##### Input material

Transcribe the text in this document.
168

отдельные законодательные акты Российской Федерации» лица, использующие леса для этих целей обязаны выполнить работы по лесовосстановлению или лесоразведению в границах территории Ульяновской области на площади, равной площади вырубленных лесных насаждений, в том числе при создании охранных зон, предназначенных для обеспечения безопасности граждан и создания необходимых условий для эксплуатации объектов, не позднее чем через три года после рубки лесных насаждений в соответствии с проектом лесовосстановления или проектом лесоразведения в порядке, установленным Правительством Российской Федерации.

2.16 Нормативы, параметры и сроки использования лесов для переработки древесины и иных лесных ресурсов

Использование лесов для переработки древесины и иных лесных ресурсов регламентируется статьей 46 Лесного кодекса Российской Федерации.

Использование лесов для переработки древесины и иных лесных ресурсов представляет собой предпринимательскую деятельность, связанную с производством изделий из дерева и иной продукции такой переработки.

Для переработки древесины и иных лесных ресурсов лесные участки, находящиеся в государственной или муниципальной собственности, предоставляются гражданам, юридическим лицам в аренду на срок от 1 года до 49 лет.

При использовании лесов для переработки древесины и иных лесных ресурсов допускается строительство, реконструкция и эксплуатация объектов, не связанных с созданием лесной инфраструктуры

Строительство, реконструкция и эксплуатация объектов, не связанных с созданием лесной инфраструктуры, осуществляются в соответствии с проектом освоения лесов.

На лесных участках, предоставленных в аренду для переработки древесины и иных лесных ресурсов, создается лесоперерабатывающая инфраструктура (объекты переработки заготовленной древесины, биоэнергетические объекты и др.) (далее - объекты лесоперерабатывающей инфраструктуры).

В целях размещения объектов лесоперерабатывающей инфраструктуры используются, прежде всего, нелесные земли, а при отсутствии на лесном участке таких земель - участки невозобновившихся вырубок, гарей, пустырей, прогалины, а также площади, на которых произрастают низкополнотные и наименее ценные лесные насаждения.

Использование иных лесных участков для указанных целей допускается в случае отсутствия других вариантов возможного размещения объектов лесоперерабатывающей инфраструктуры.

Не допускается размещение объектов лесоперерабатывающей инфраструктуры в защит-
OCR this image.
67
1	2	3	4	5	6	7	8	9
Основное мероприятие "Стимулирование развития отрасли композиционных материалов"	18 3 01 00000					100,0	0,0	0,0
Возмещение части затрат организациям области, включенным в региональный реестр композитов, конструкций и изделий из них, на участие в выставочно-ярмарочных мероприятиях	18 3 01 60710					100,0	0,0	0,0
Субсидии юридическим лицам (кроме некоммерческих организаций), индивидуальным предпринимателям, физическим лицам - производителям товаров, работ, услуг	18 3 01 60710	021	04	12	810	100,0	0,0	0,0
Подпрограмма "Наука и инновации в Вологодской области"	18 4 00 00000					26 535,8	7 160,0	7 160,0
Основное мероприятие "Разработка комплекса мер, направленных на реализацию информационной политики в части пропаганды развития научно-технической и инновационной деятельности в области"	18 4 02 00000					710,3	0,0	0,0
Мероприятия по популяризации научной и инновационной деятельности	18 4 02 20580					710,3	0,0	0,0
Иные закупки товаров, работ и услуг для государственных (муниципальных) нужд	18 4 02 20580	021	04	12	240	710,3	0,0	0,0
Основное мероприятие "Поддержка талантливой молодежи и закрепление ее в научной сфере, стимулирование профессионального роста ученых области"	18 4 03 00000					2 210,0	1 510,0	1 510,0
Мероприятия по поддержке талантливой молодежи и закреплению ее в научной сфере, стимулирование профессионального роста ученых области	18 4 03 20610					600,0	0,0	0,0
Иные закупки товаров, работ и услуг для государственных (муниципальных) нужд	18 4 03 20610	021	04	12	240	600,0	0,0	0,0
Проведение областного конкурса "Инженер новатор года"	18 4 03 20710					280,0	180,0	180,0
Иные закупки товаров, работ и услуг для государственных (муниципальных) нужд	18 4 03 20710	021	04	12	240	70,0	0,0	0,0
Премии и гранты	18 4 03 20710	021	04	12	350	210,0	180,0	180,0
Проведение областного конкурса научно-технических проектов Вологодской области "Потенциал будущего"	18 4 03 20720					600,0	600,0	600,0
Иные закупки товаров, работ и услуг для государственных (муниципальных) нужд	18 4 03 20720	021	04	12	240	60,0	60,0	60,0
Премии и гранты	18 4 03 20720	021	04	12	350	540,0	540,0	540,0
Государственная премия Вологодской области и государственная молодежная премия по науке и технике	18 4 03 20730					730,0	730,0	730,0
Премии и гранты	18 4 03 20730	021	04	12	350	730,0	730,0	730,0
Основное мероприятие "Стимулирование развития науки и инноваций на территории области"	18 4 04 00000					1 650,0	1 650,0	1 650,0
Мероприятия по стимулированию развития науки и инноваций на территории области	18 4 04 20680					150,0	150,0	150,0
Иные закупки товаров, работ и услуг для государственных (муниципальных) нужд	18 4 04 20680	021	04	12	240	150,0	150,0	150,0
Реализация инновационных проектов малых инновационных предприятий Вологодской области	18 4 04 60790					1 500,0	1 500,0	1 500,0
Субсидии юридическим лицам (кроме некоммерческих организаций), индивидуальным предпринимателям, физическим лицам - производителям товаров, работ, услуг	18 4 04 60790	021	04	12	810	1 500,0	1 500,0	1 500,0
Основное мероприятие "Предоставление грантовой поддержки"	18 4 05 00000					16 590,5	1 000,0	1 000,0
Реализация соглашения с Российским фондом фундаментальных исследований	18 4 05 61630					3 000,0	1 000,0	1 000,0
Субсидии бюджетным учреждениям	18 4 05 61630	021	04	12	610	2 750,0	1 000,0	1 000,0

##########

# Goal of the exercise:
Lines of the listing that contain the word "молодежи" are to be counted; report only their number.

# Reply:
2